__What the task asks__: State how many lines of the listing below include the word "JSON". Give only the number.

__Data supplied__:
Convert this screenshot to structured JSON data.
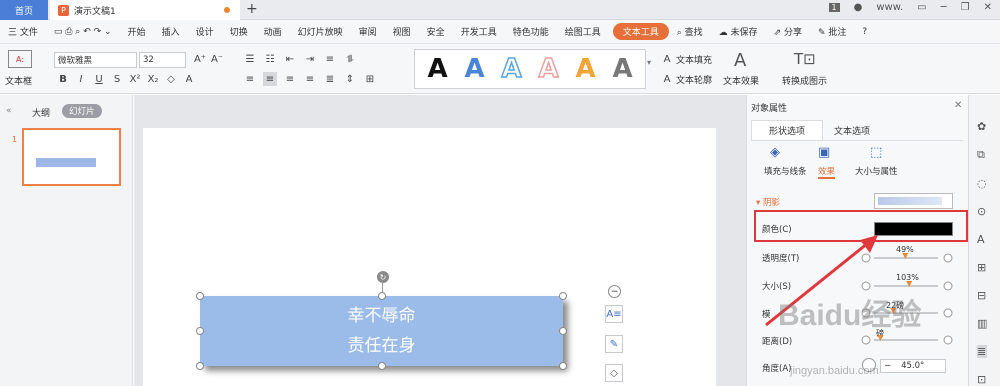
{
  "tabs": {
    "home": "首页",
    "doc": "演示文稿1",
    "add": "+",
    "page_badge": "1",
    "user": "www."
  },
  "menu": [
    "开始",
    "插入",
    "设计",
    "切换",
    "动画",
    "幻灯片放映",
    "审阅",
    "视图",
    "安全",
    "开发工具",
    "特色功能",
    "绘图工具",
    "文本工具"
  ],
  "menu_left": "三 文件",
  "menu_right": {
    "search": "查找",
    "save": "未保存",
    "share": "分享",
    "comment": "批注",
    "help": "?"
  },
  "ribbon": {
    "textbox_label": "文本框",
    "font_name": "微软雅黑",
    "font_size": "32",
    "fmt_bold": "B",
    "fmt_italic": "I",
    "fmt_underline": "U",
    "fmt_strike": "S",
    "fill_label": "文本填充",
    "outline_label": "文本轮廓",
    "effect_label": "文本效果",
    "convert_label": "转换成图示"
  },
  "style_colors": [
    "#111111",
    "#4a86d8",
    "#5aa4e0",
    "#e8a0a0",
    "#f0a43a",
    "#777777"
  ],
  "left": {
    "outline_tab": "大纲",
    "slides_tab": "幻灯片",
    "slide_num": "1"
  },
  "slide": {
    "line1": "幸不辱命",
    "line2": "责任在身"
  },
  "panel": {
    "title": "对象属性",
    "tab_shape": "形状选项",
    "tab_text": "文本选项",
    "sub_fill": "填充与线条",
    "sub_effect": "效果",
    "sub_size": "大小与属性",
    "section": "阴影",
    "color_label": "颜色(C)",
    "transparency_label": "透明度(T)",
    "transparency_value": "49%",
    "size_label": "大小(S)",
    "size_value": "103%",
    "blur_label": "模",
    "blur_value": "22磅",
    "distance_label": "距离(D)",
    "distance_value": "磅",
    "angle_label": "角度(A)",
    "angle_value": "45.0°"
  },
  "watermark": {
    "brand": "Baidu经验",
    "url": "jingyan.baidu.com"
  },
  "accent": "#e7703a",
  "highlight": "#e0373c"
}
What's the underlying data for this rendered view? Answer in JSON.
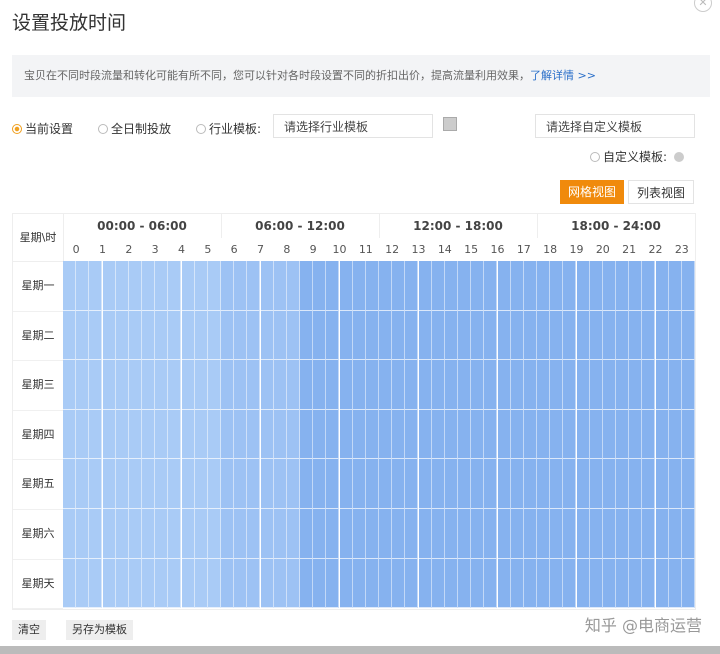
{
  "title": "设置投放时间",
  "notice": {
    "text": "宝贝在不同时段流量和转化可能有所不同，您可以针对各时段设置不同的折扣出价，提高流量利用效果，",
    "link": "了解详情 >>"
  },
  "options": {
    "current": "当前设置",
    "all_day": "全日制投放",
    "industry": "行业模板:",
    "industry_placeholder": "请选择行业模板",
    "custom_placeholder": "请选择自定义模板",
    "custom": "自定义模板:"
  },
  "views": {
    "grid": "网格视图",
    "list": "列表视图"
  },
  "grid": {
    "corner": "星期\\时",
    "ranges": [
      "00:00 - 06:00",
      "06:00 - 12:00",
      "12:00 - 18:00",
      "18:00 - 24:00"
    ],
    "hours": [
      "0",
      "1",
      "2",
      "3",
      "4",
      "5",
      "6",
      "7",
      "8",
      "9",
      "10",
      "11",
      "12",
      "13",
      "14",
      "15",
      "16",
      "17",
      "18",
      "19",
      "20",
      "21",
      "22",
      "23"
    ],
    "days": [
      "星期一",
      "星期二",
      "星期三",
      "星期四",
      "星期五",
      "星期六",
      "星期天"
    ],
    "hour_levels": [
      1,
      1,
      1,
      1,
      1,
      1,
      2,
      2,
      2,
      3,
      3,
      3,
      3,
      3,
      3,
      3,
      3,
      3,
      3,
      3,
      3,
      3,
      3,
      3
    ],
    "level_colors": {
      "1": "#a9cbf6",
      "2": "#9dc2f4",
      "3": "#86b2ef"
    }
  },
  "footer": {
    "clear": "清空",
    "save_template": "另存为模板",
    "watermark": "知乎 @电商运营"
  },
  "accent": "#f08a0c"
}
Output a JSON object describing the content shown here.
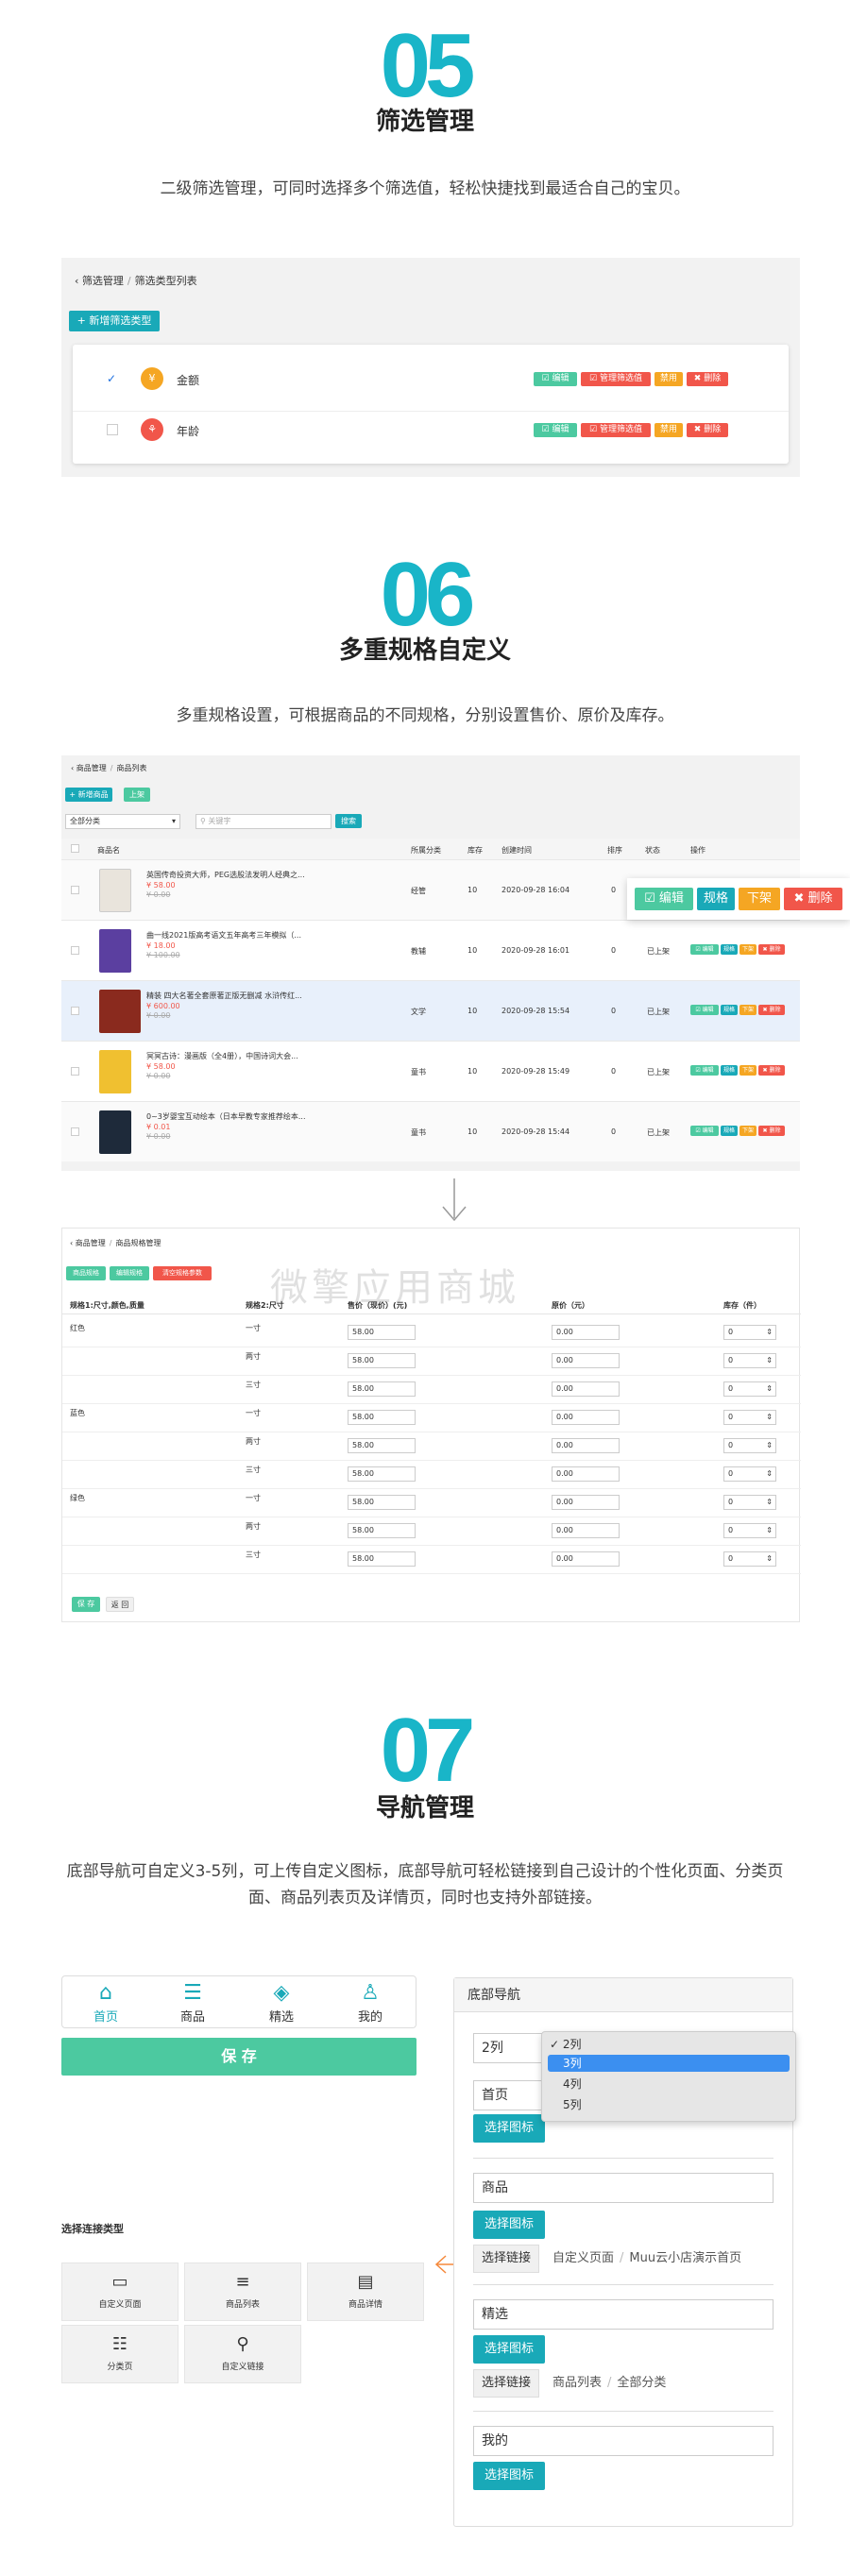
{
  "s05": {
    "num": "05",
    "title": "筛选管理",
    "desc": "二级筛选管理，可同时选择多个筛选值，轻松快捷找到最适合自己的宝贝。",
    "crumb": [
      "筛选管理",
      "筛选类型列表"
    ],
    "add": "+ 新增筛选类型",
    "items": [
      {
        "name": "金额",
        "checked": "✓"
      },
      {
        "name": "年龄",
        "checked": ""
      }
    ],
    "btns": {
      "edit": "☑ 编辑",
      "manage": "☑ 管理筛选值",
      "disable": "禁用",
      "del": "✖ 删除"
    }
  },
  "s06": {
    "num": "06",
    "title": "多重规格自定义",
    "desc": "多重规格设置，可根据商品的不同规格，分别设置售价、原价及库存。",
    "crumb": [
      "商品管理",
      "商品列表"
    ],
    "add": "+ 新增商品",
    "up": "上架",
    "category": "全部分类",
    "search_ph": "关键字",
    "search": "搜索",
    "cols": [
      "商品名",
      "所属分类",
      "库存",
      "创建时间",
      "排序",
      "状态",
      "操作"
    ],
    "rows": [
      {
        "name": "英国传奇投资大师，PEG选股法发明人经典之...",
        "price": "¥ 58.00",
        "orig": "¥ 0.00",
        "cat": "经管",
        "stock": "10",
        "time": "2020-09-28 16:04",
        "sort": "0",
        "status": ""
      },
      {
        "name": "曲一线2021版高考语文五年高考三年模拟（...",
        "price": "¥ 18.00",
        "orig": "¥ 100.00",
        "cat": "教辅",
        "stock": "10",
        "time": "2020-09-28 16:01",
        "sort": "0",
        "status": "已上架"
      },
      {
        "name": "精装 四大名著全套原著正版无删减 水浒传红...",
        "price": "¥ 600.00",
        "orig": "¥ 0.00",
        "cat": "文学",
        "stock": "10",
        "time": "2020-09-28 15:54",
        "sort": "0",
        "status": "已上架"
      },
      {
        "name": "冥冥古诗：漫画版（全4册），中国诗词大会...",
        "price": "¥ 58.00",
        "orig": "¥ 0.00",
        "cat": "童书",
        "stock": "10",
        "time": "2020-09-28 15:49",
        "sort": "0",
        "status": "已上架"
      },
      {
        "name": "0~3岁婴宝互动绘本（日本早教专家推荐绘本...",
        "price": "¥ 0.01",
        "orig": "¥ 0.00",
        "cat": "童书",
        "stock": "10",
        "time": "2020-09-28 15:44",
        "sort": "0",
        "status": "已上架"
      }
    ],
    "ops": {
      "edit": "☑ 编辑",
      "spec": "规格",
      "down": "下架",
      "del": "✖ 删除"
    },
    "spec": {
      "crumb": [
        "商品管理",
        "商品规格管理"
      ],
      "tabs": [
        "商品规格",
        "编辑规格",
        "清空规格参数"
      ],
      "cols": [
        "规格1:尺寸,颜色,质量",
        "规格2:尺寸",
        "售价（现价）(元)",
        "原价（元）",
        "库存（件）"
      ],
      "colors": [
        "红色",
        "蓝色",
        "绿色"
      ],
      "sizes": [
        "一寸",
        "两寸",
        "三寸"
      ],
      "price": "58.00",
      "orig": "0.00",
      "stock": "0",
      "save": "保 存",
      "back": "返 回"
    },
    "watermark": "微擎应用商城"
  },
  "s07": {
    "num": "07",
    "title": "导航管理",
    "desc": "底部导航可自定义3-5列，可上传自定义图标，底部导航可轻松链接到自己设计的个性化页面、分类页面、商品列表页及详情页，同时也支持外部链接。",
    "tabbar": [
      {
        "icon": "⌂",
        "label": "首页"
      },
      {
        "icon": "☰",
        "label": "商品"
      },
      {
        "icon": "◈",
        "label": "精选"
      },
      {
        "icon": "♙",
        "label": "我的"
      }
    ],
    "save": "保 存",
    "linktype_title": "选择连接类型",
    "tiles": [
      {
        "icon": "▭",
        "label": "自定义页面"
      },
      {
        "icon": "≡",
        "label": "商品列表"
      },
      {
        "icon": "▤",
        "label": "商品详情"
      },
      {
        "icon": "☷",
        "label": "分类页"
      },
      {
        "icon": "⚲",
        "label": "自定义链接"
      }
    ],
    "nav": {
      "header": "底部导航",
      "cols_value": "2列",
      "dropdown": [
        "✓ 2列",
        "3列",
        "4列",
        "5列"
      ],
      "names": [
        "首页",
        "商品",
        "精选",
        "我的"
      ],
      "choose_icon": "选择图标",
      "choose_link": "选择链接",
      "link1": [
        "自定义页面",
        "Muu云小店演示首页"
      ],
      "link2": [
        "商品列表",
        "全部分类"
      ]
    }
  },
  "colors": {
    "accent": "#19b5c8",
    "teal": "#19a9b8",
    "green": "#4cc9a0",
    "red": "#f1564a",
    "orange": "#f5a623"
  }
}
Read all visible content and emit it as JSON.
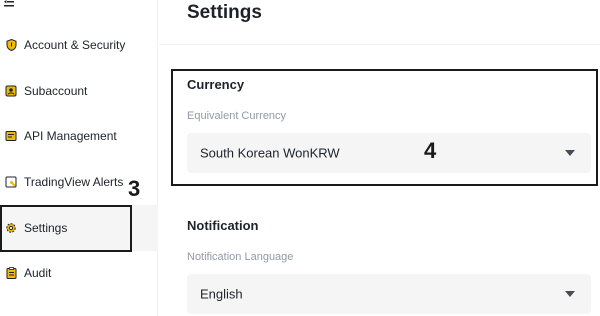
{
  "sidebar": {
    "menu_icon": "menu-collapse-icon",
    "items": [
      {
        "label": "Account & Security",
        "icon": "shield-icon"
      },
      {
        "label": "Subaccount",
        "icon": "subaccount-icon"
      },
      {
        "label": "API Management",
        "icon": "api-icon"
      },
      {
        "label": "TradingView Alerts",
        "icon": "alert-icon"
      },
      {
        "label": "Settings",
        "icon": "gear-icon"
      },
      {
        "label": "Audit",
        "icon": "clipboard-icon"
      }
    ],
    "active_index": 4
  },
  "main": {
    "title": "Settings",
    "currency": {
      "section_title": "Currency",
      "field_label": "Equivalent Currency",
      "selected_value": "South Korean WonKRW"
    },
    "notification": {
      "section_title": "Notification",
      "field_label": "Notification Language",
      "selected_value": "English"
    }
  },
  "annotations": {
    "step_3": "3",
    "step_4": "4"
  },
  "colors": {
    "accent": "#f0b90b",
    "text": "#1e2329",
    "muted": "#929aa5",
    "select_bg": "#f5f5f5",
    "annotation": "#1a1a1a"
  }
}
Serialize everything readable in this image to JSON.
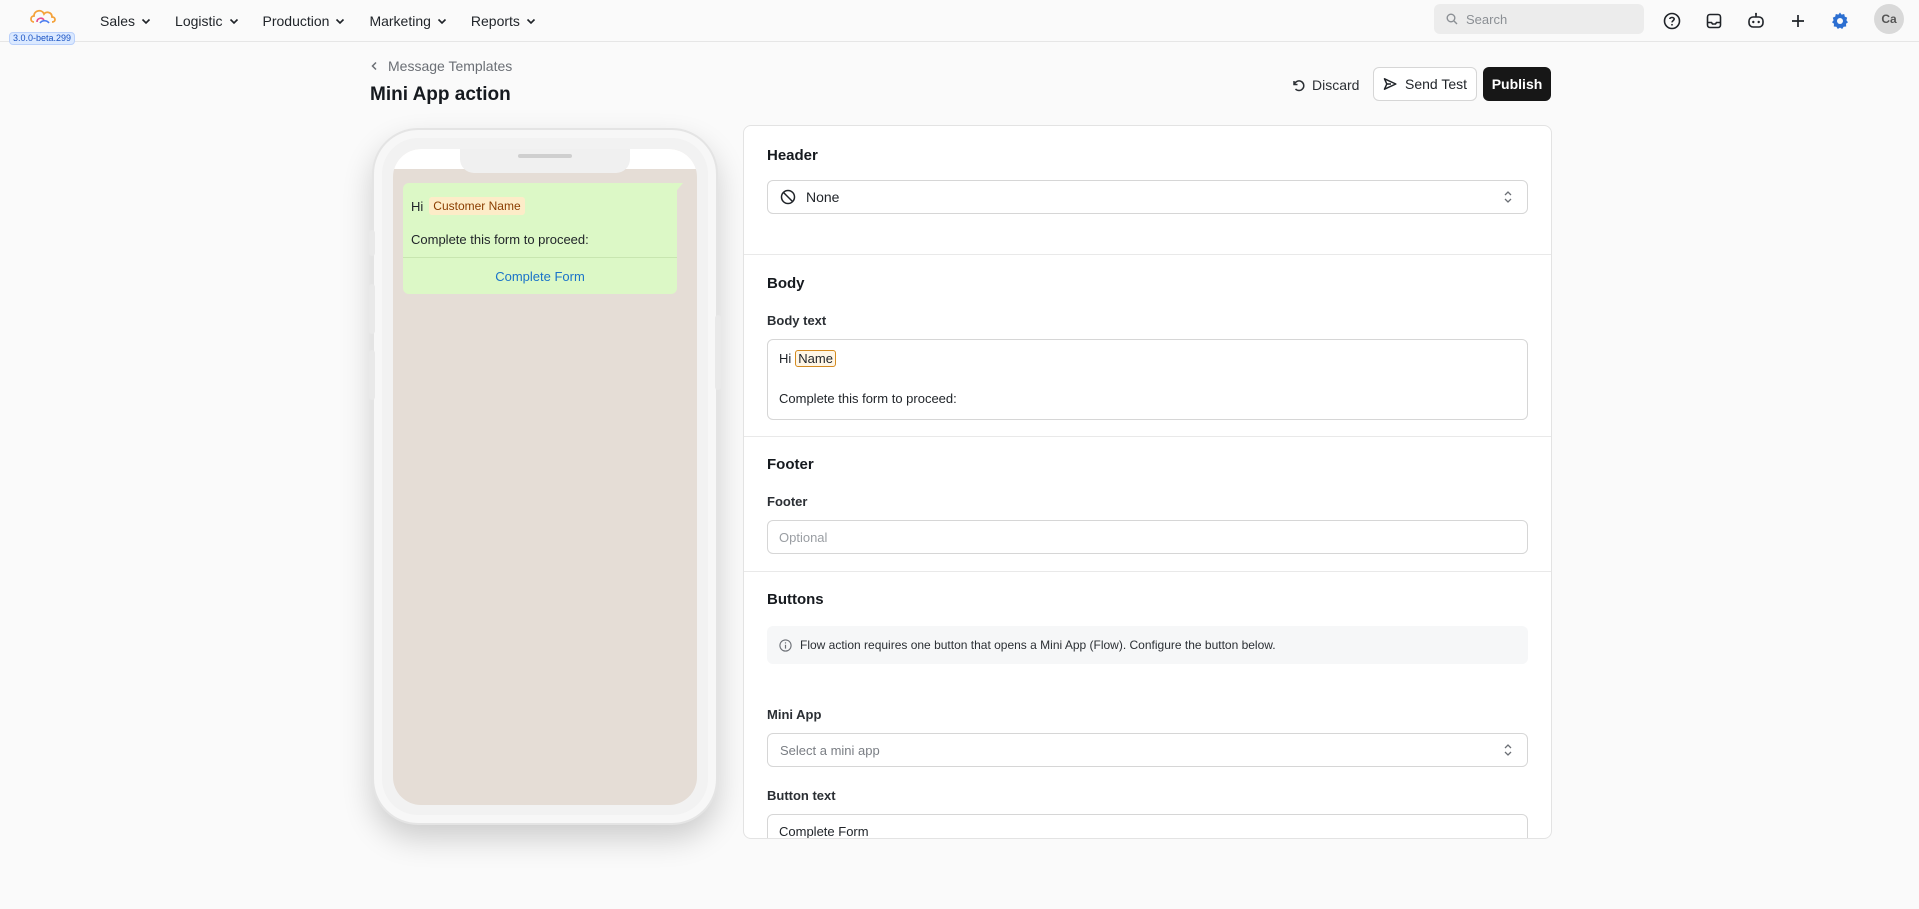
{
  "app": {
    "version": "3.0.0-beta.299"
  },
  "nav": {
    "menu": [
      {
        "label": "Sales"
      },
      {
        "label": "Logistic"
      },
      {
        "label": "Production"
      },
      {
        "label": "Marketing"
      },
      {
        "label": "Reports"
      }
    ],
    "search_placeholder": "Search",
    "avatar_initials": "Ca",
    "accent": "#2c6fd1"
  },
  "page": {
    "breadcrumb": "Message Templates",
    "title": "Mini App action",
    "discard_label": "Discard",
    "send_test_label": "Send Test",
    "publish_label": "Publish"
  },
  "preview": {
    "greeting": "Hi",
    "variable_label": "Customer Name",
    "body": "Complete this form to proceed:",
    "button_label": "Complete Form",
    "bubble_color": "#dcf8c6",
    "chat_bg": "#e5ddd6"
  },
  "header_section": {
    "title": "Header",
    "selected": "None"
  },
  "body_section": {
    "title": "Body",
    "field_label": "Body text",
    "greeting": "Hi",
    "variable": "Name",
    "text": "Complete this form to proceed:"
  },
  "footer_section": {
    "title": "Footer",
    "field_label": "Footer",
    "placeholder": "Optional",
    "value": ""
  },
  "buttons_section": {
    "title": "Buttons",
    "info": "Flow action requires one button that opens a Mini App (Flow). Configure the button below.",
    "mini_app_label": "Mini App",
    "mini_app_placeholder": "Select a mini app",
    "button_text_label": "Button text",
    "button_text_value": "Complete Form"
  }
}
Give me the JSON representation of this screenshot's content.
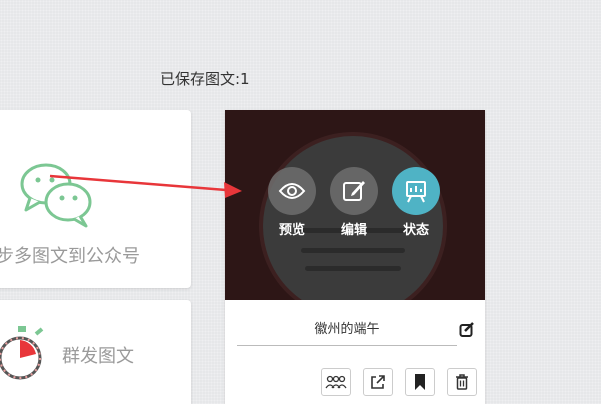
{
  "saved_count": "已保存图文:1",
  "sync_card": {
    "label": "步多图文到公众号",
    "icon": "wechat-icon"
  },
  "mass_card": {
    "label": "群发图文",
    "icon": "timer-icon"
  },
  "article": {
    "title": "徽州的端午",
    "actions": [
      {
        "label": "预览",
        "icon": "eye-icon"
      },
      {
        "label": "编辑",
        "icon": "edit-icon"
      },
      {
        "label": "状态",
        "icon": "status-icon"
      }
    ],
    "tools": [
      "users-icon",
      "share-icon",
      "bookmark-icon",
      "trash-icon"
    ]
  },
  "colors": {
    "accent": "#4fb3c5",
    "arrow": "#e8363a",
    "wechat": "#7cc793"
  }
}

__Output for this exercise__: 6